● **EXERCISE REQUIREMENTS**: Return all of the data exactly as written, without the pictures.

● **RECORDS**:
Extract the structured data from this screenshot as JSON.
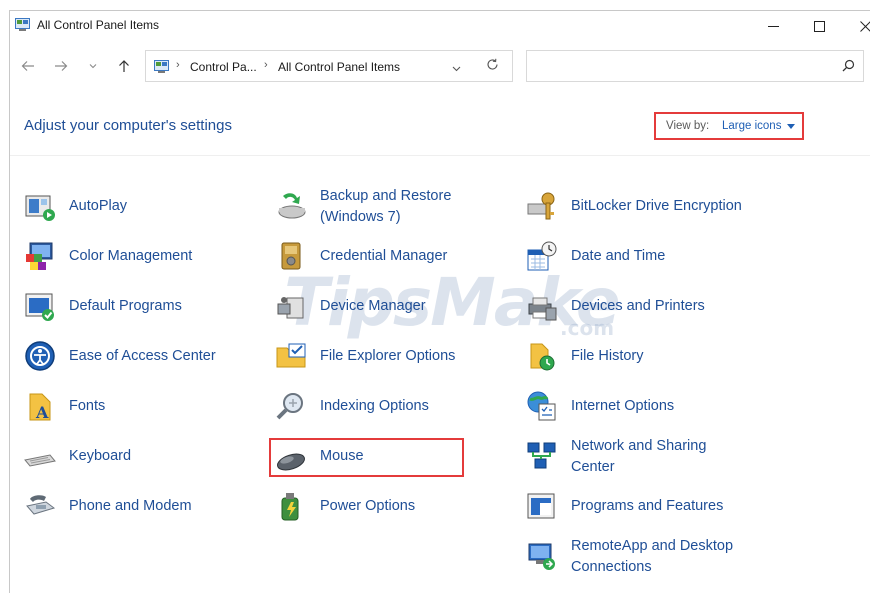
{
  "window": {
    "title": "All Control Panel Items"
  },
  "address": {
    "segments": [
      "Control Pa...",
      "All Control Panel Items"
    ],
    "search_placeholder": ""
  },
  "header": {
    "title": "Adjust your computer's settings",
    "view_by_label": "View by:",
    "view_by_value": "Large icons"
  },
  "items": [
    [
      "AutoPlay"
    ],
    [
      "Backup and Restore",
      "(Windows 7)"
    ],
    [
      "BitLocker Drive Encryption"
    ],
    [
      "Color Management"
    ],
    [
      "Credential Manager"
    ],
    [
      "Date and Time"
    ],
    [
      "Default Programs"
    ],
    [
      "Device Manager"
    ],
    [
      "Devices and Printers"
    ],
    [
      "Ease of Access Center"
    ],
    [
      "File Explorer Options"
    ],
    [
      "File History"
    ],
    [
      "Fonts"
    ],
    [
      "Indexing Options"
    ],
    [
      "Internet Options"
    ],
    [
      "Keyboard"
    ],
    [
      "Mouse"
    ],
    [
      "Network and Sharing",
      "Center"
    ],
    [
      "Phone and Modem"
    ],
    [
      "Power Options"
    ],
    [
      "Programs and Features"
    ],
    [
      "RemoteApp and Desktop",
      "Connections"
    ]
  ],
  "watermark": {
    "text": "TipsMake",
    "suffix": ".com"
  },
  "colors": {
    "link": "#1f4e96",
    "highlight": "#e43b3b",
    "view_value": "#1f5fb4"
  }
}
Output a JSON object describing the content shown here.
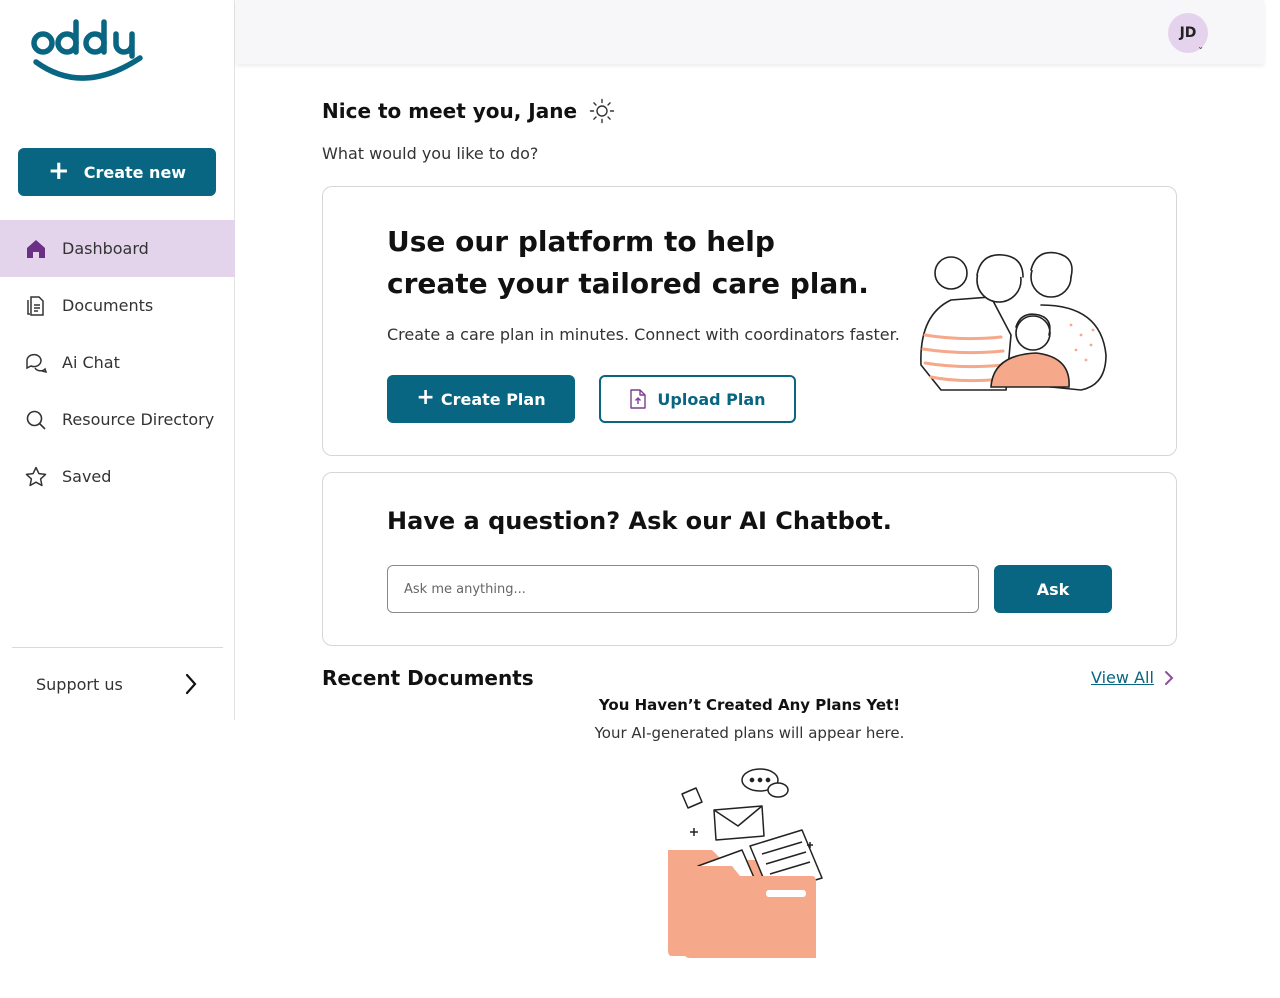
{
  "brand": {
    "logo_text": "oddy",
    "color": "#086682",
    "accent": "#e3d4ec"
  },
  "sidebar": {
    "create_label": "Create new",
    "items": [
      {
        "label": "Dashboard",
        "icon": "home-icon",
        "active": true
      },
      {
        "label": "Documents",
        "icon": "document-icon",
        "active": false
      },
      {
        "label": "Ai Chat",
        "icon": "chat-icon",
        "active": false
      },
      {
        "label": "Resource Directory",
        "icon": "search-icon",
        "active": false
      },
      {
        "label": "Saved",
        "icon": "star-icon",
        "active": false
      }
    ],
    "support_label": "Support us"
  },
  "header": {
    "avatar_initials": "JD"
  },
  "main": {
    "greeting": "Nice to meet you, Jane",
    "question": "What would you like to do?",
    "plan_card": {
      "headline_line1": "Use our platform to help",
      "headline_line2": "create your tailored care plan.",
      "subtext": "Create a care plan in minutes. Connect with coordinators faster.",
      "create_label": "Create Plan",
      "upload_label": "Upload Plan"
    },
    "chat_card": {
      "title": "Have a question? Ask our AI Chatbot.",
      "placeholder": "Ask me anything...",
      "ask_label": "Ask"
    },
    "recent": {
      "title": "Recent Documents",
      "view_all_label": "View All",
      "empty_title": "You Haven’t Created Any Plans Yet!",
      "empty_sub": "Your AI-generated plans will appear here."
    }
  }
}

● **WRITTEN REPLY**:
Extract the structured data from this screenshot as JSON.
{
  "window": {
    "title": "All Control Panel Items"
  },
  "address": {
    "segments": [
      "Control Pa...",
      "All Control Panel Items"
    ],
    "search_placeholder": ""
  },
  "header": {
    "title": "Adjust your computer's settings",
    "view_by_label": "View by:",
    "view_by_value": "Large icons"
  },
  "items": [
    [
      "AutoPlay"
    ],
    [
      "Backup and Restore",
      "(Windows 7)"
    ],
    [
      "BitLocker Drive Encryption"
    ],
    [
      "Color Management"
    ],
    [
      "Credential Manager"
    ],
    [
      "Date and Time"
    ],
    [
      "Default Programs"
    ],
    [
      "Device Manager"
    ],
    [
      "Devices and Printers"
    ],
    [
      "Ease of Access Center"
    ],
    [
      "File Explorer Options"
    ],
    [
      "File History"
    ],
    [
      "Fonts"
    ],
    [
      "Indexing Options"
    ],
    [
      "Internet Options"
    ],
    [
      "Keyboard"
    ],
    [
      "Mouse"
    ],
    [
      "Network and Sharing",
      "Center"
    ],
    [
      "Phone and Modem"
    ],
    [
      "Power Options"
    ],
    [
      "Programs and Features"
    ],
    [
      "RemoteApp and Desktop",
      "Connections"
    ]
  ],
  "watermark": {
    "text": "TipsMake",
    "suffix": ".com"
  },
  "colors": {
    "link": "#1f4e96",
    "highlight": "#e43b3b",
    "view_value": "#1f5fb4"
  }
}
Output a JSON object describing the content shown here.
{
  "brand": {
    "logo_text": "oddy",
    "color": "#086682",
    "accent": "#e3d4ec"
  },
  "sidebar": {
    "create_label": "Create new",
    "items": [
      {
        "label": "Dashboard",
        "icon": "home-icon",
        "active": true
      },
      {
        "label": "Documents",
        "icon": "document-icon",
        "active": false
      },
      {
        "label": "Ai Chat",
        "icon": "chat-icon",
        "active": false
      },
      {
        "label": "Resource Directory",
        "icon": "search-icon",
        "active": false
      },
      {
        "label": "Saved",
        "icon": "star-icon",
        "active": false
      }
    ],
    "support_label": "Support us"
  },
  "header": {
    "avatar_initials": "JD"
  },
  "main": {
    "greeting": "Nice to meet you, Jane",
    "question": "What would you like to do?",
    "plan_card": {
      "headline_line1": "Use our platform to help",
      "headline_line2": "create your tailored care plan.",
      "subtext": "Create a care plan in minutes. Connect with coordinators faster.",
      "create_label": "Create Plan",
      "upload_label": "Upload Plan"
    },
    "chat_card": {
      "title": "Have a question? Ask our AI Chatbot.",
      "placeholder": "Ask me anything...",
      "ask_label": "Ask"
    },
    "recent": {
      "title": "Recent Documents",
      "view_all_label": "View All",
      "empty_title": "You Haven’t Created Any Plans Yet!",
      "empty_sub": "Your AI-generated plans will appear here."
    }
  }
}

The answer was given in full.